### PROBLEM STATEMENT:
Retype each line exactly. Skip images.

### SUPPLIED DATA:
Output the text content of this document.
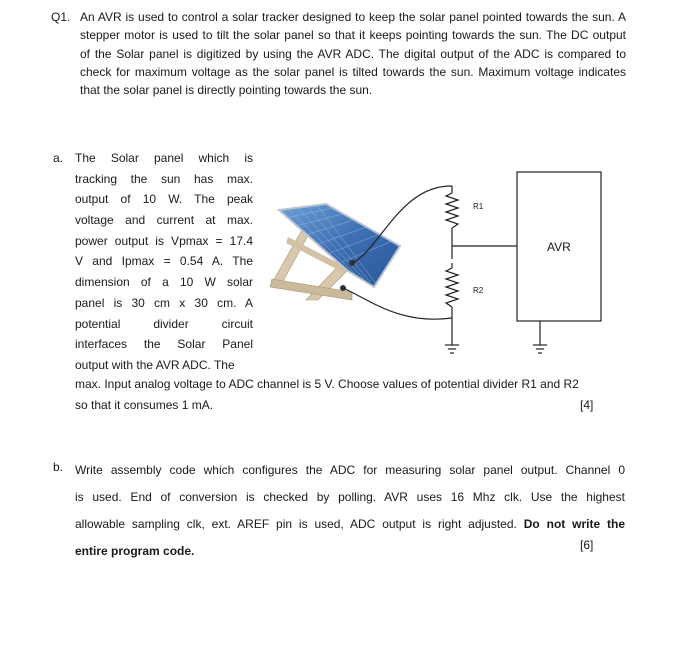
Q1. An AVR is used to control a solar tracker designed to keep the solar panel pointed towards the sun. A
stepper motor is used to tilt the solar panel so that it keeps pointing towards the sun. The DC output
of the Solar panel is digitized by using the AVR ADC. The digital output of the ADC is compared to
check for maximum voltage as the solar panel is tilted towards the sun. Maximum voltage indicates
that the solar panel is directly pointing towards the sun.
a. The Solar panel which is
tracking the sun has max.
output of 10 W. The peak
voltage and current at max.
power output is Vpmax = 17.4
V and Ipmax = 0.54 A. The
dimension of a 10 W solar
panel is 30 cm x 30 cm. A
potential divider circuit
interfaces the Solar Panel
output with the AVR ADC. The
max. Input analog voltage to ADC channel is 5 V. Choose values of potential divider R1 and R2
so that it consumes 1 mA.	[4]
R1
R2
AVR
b. Write assembly code which configures the ADC for measuring solar panel output. Channel 0
is used. End of conversion is checked by polling. AVR uses 16 Mhz clk. Use the highest
allowable sampling clk, ext. AREF pin is used, ADC output is right adjusted. Do not write the
entire program code.	[6]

### TASK RESULT:
Output the text content of this document.
Q1. An AVR is used to control a solar tracker designed to keep the solar panel pointed towards the sun. A
stepper motor is used to tilt the solar panel so that it keeps pointing towards the sun. The DC output
of the Solar panel is digitized by using the AVR ADC. The digital output of the ADC is compared to
check for maximum voltage as the solar panel is tilted towards the sun. Maximum voltage indicates
that the solar panel is directly pointing towards the sun.
a. The Solar panel which is
tracking the sun has max.
output of 10 W. The peak
voltage and current at max.
power output is Vpmax = 17.4
V and Ipmax = 0.54 A. The
dimension of a 10 W solar
panel is 30 cm x 30 cm. A
potential divider circuit
interfaces the Solar Panel
output with the AVR ADC. The
max. Input analog voltage to ADC channel is 5 V. Choose values of potential divider R1 and R2
so that it consumes 1 mA.	[4]
R1
R2
AVR
b. Write assembly code which configures the ADC for measuring solar panel output. Channel 0
is used. End of conversion is checked by polling. AVR uses 16 Mhz clk. Use the highest
allowable sampling clk, ext. AREF pin is used, ADC output is right adjusted. Do not write the
entire program code.	[6]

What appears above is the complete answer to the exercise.